DATA RECORDS
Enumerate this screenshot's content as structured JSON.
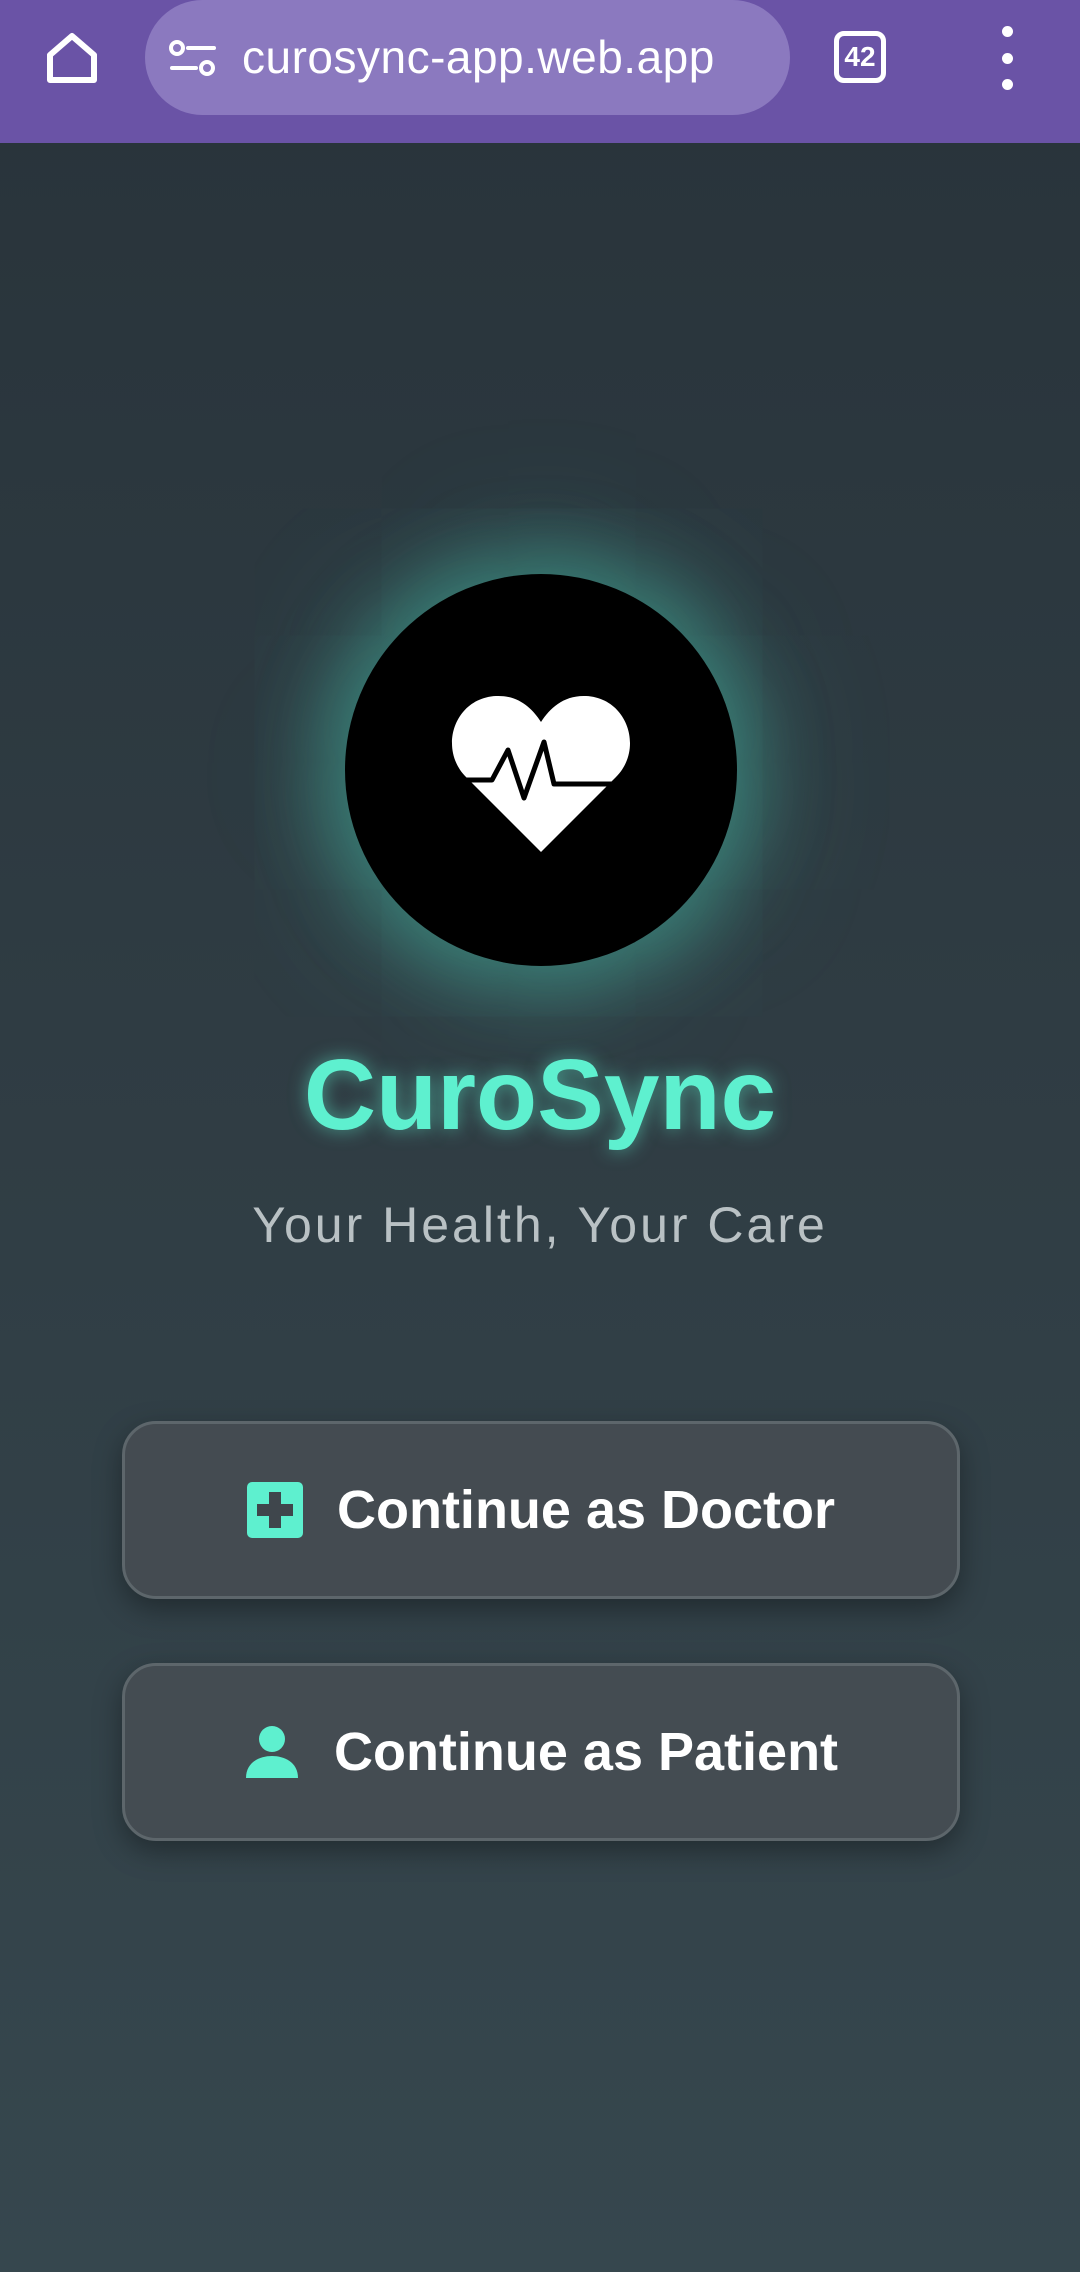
{
  "browser": {
    "url": "curosync-app.web.app",
    "tab_count": "42"
  },
  "app": {
    "name": "CuroSync",
    "tagline": "Your Health, Your Care"
  },
  "actions": {
    "doctor_label": "Continue as Doctor",
    "patient_label": "Continue as Patient"
  },
  "colors": {
    "accent": "#5ef0cf",
    "browser_bar": "#6a53a6",
    "background_top": "#28333a",
    "background_bottom": "#36474e"
  },
  "icons": {
    "home": "home-icon",
    "site_info": "tune-icon",
    "tabs": "tabs-counter-icon",
    "menu": "more-vert-icon",
    "logo": "heart-pulse-icon",
    "doctor": "medical-cross-icon",
    "patient": "person-icon"
  }
}
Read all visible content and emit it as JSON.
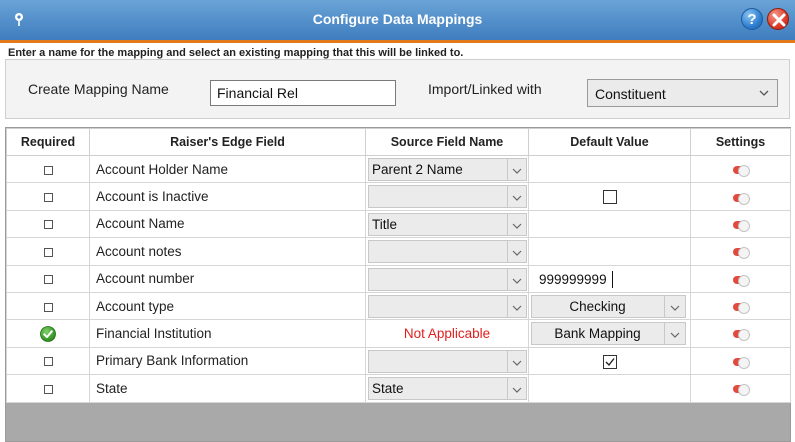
{
  "window": {
    "title": "Configure  Data Mappings",
    "help_label": "?"
  },
  "instructions": "Enter a name for the mapping and select an existing mapping that this will be linked to.",
  "mapping_name": {
    "label": "Create Mapping Name",
    "value": "Financial Rel"
  },
  "import_linked": {
    "label": "Import/Linked with",
    "value": "Constituent"
  },
  "grid": {
    "columns": [
      "Required",
      "Raiser's Edge Field",
      "Source Field Name",
      "Default Value",
      "Settings"
    ],
    "rows": [
      {
        "required": "checkbox",
        "field": "Account Holder Name",
        "source": "Parent 2 Name",
        "default_type": "blank",
        "default": ""
      },
      {
        "required": "checkbox",
        "field": "Account is Inactive",
        "source": "",
        "default_type": "checkbox",
        "default": "unchecked"
      },
      {
        "required": "checkbox",
        "field": "Account Name",
        "source": "Title",
        "default_type": "blank",
        "default": ""
      },
      {
        "required": "checkbox",
        "field": "Account notes",
        "source": "",
        "default_type": "blank",
        "default": ""
      },
      {
        "required": "checkbox",
        "field": "Account number",
        "source": "",
        "default_type": "input",
        "default": "999999999"
      },
      {
        "required": "checkbox",
        "field": "Account type",
        "source": "",
        "default_type": "select",
        "default": "Checking"
      },
      {
        "required": "check-icon",
        "field": "Financial Institution",
        "source": "Not Applicable",
        "default_type": "select",
        "default": "Bank Mapping"
      },
      {
        "required": "checkbox",
        "field": "Primary Bank Information",
        "source": "",
        "default_type": "checkbox",
        "default": "checked"
      },
      {
        "required": "checkbox",
        "field": "State",
        "source": "State",
        "default_type": "blank",
        "default": ""
      }
    ]
  },
  "colors": {
    "titlebar": "#3e7dbf",
    "accent_line": "#e07a1a",
    "not_applicable": "#e02020",
    "toggle": "#e14a3c"
  }
}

TASK TO COMPLETE
Using the records above, output their complete text exactly, minus any images.

ANSWER TO THE PROBLEM
Enumerate this screenshot's content as structured JSON.
{
  "browser": {
    "url": "curosync-app.web.app",
    "tab_count": "42"
  },
  "app": {
    "name": "CuroSync",
    "tagline": "Your Health, Your Care"
  },
  "actions": {
    "doctor_label": "Continue as Doctor",
    "patient_label": "Continue as Patient"
  },
  "colors": {
    "accent": "#5ef0cf",
    "browser_bar": "#6a53a6",
    "background_top": "#28333a",
    "background_bottom": "#36474e"
  },
  "icons": {
    "home": "home-icon",
    "site_info": "tune-icon",
    "tabs": "tabs-counter-icon",
    "menu": "more-vert-icon",
    "logo": "heart-pulse-icon",
    "doctor": "medical-cross-icon",
    "patient": "person-icon"
  }
}
Read all visible content and emit it as JSON.
{
  "window": {
    "title": "Configure  Data Mappings",
    "help_label": "?"
  },
  "instructions": "Enter a name for the mapping and select an existing mapping that this will be linked to.",
  "mapping_name": {
    "label": "Create Mapping Name",
    "value": "Financial Rel"
  },
  "import_linked": {
    "label": "Import/Linked with",
    "value": "Constituent"
  },
  "grid": {
    "columns": [
      "Required",
      "Raiser's Edge Field",
      "Source Field Name",
      "Default Value",
      "Settings"
    ],
    "rows": [
      {
        "required": "checkbox",
        "field": "Account Holder Name",
        "source": "Parent 2 Name",
        "default_type": "blank",
        "default": ""
      },
      {
        "required": "checkbox",
        "field": "Account is Inactive",
        "source": "",
        "default_type": "checkbox",
        "default": "unchecked"
      },
      {
        "required": "checkbox",
        "field": "Account Name",
        "source": "Title",
        "default_type": "blank",
        "default": ""
      },
      {
        "required": "checkbox",
        "field": "Account notes",
        "source": "",
        "default_type": "blank",
        "default": ""
      },
      {
        "required": "checkbox",
        "field": "Account number",
        "source": "",
        "default_type": "input",
        "default": "999999999"
      },
      {
        "required": "checkbox",
        "field": "Account type",
        "source": "",
        "default_type": "select",
        "default": "Checking"
      },
      {
        "required": "check-icon",
        "field": "Financial Institution",
        "source": "Not Applicable",
        "default_type": "select",
        "default": "Bank Mapping"
      },
      {
        "required": "checkbox",
        "field": "Primary Bank Information",
        "source": "",
        "default_type": "checkbox",
        "default": "checked"
      },
      {
        "required": "checkbox",
        "field": "State",
        "source": "State",
        "default_type": "blank",
        "default": ""
      }
    ]
  },
  "colors": {
    "titlebar": "#3e7dbf",
    "accent_line": "#e07a1a",
    "not_applicable": "#e02020",
    "toggle": "#e14a3c"
  }
}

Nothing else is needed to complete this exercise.